EXERCISE DETAILS:
Each record that follows should be repeated exactly, minus any images.

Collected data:
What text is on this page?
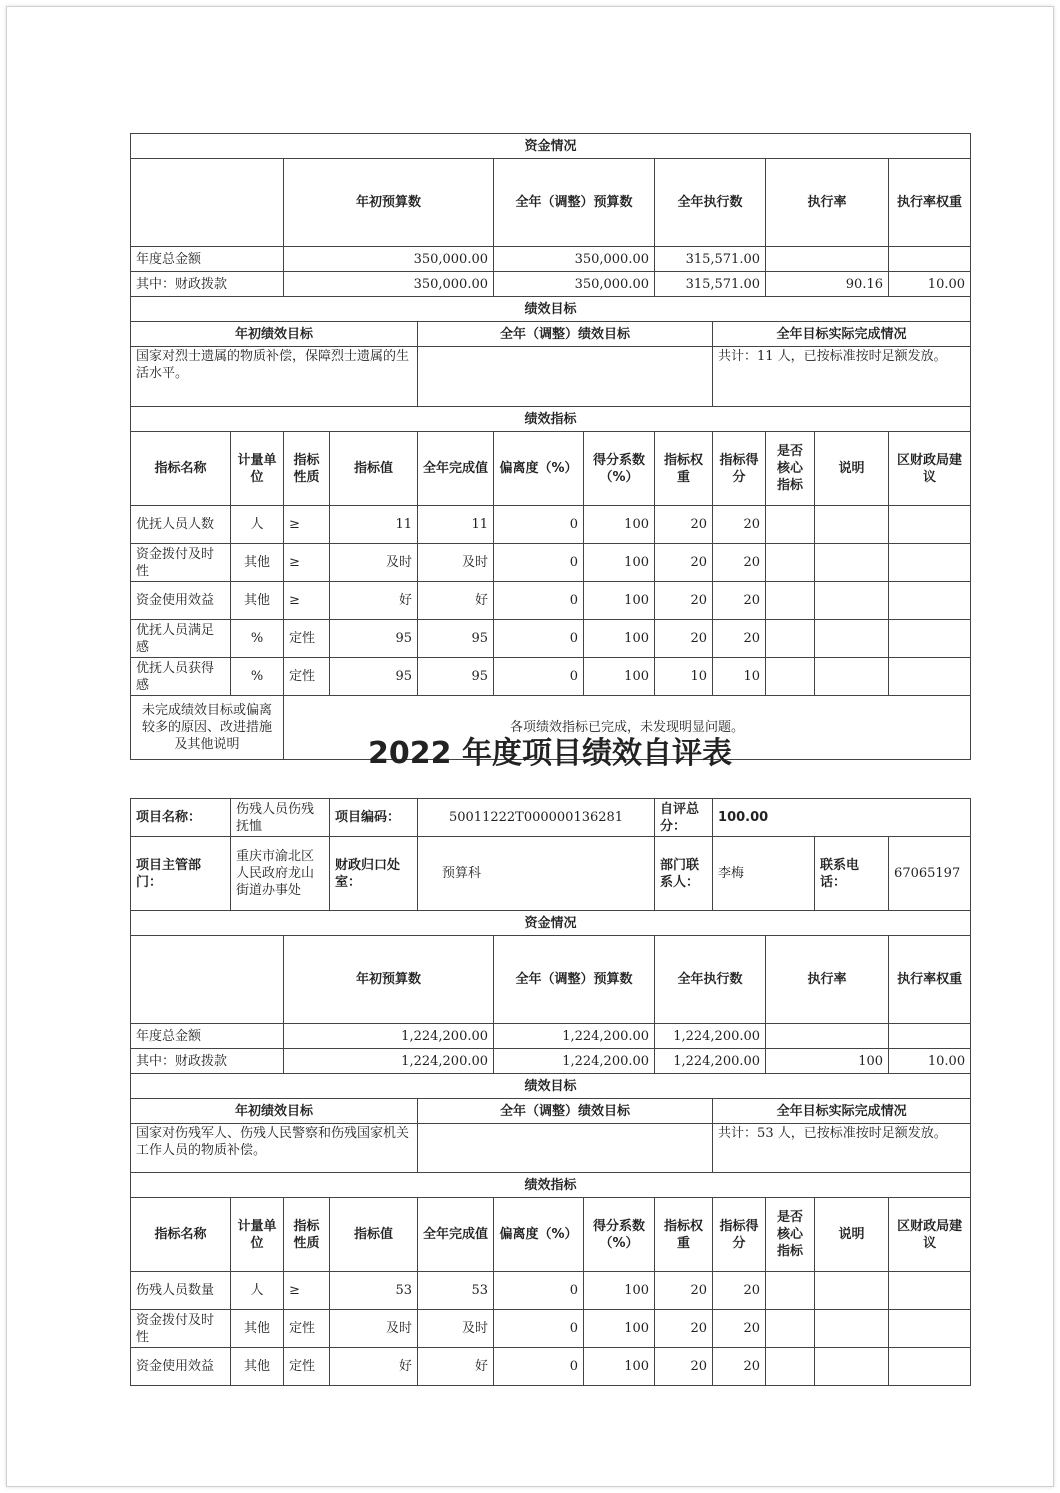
资金情况												
		年初预算数			全年（调整）预算数		全年执行数		执行率		执行率权重	
年度总金额		350,000.00			350,000.00		315,571.00					
其中：财政拨款		350,000.00			350,000.00		315,571.00		90.16		10.00	
绩效目标												
年初绩效目标				全年（调整）绩效目标				全年目标实际完成情况				
国家对烈士遗属的物质补偿，保障烈士遗属的生活水平。								共计：11 人，已按标准按时足额发放。				
绩效指标												
指标名称	计量单位	指标性质	指标值	全年完成值	偏离度（%）	得分系数（%）	指标权重	指标得分	是否核心指标	说明	区财政局建议	
优抚人员人数	人	≥	11	11	0	100	20	20				
资金拨付及时性	其他	≥	及时	及时	0	100	20	20				
资金使用效益	其他	≥	好	好	0	100	20	20				
优抚人员满足感	%	定性	95	95	0	100	20	20				
优抚人员获得感	%	定性	95	95	0	100	10	10				
未完成绩效目标或偏离较多的原因、改进措施及其他说明		各项绩效指标已完成，未发现明显问题。										
2022 年度项目绩效自评表
项目名称：	伤残人员伤残抚恤		项目编码：	50011222T000000136281			自评总分：	100.00				
项目主管部门：	重庆市渝北区人民政府龙山街道办事处		财政归口处室：	预算科			部门联系人：	李梅		联系电话：	67065197	
资金情况												
		年初预算数			全年（调整）预算数		全年执行数		执行率		执行率权重	
年度总金额		1,224,200.00			1,224,200.00		1,224,200.00					
其中：财政拨款		1,224,200.00			1,224,200.00		1,224,200.00		100		10.00	
绩效目标												
年初绩效目标				全年（调整）绩效目标				全年目标实际完成情况				
国家对伤残军人、伤残人民警察和伤残国家机关工作人员的物质补偿。								共计：53 人，已按标准按时足额发放。				
绩效指标												
指标名称	计量单位	指标性质	指标值	全年完成值	偏离度（%）	得分系数（%）	指标权重	指标得分	是否核心指标	说明	区财政局建议	
伤残人员数量	人	≥	53	53	0	100	20	20				
资金拨付及时性	其他	定性	及时	及时	0	100	20	20				
资金使用效益	其他	定性	好	好	0	100	20	20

EXERCISE ANSWER:
What text is on this page?
资金情况												
		年初预算数			全年（调整）预算数		全年执行数		执行率		执行率权重	
年度总金额		350,000.00			350,000.00		315,571.00					
其中：财政拨款		350,000.00			350,000.00		315,571.00		90.16		10.00	
绩效目标												
年初绩效目标				全年（调整）绩效目标				全年目标实际完成情况				
国家对烈士遗属的物质补偿，保障烈士遗属的生活水平。								共计：11 人，已按标准按时足额发放。				
绩效指标												
指标名称	计量单位	指标性质	指标值	全年完成值	偏离度（%）	得分系数（%）	指标权重	指标得分	是否核心指标	说明	区财政局建议	
优抚人员人数	人	≥	11	11	0	100	20	20				
资金拨付及时性	其他	≥	及时	及时	0	100	20	20				
资金使用效益	其他	≥	好	好	0	100	20	20				
优抚人员满足感	%	定性	95	95	0	100	20	20				
优抚人员获得感	%	定性	95	95	0	100	10	10				
未完成绩效目标或偏离较多的原因、改进措施及其他说明		各项绩效指标已完成，未发现明显问题。										
2022 年度项目绩效自评表
项目名称：	伤残人员伤残抚恤		项目编码：	50011222T000000136281			自评总分：	100.00				
项目主管部门：	重庆市渝北区人民政府龙山街道办事处		财政归口处室：	预算科			部门联系人：	李梅		联系电话：	67065197	
资金情况												
		年初预算数			全年（调整）预算数		全年执行数		执行率		执行率权重	
年度总金额		1,224,200.00			1,224,200.00		1,224,200.00					
其中：财政拨款		1,224,200.00			1,224,200.00		1,224,200.00		100		10.00	
绩效目标												
年初绩效目标				全年（调整）绩效目标				全年目标实际完成情况				
国家对伤残军人、伤残人民警察和伤残国家机关工作人员的物质补偿。								共计：53 人，已按标准按时足额发放。				
绩效指标												
指标名称	计量单位	指标性质	指标值	全年完成值	偏离度（%）	得分系数（%）	指标权重	指标得分	是否核心指标	说明	区财政局建议	
伤残人员数量	人	≥	53	53	0	100	20	20				
资金拨付及时性	其他	定性	及时	及时	0	100	20	20				
资金使用效益	其他	定性	好	好	0	100	20	20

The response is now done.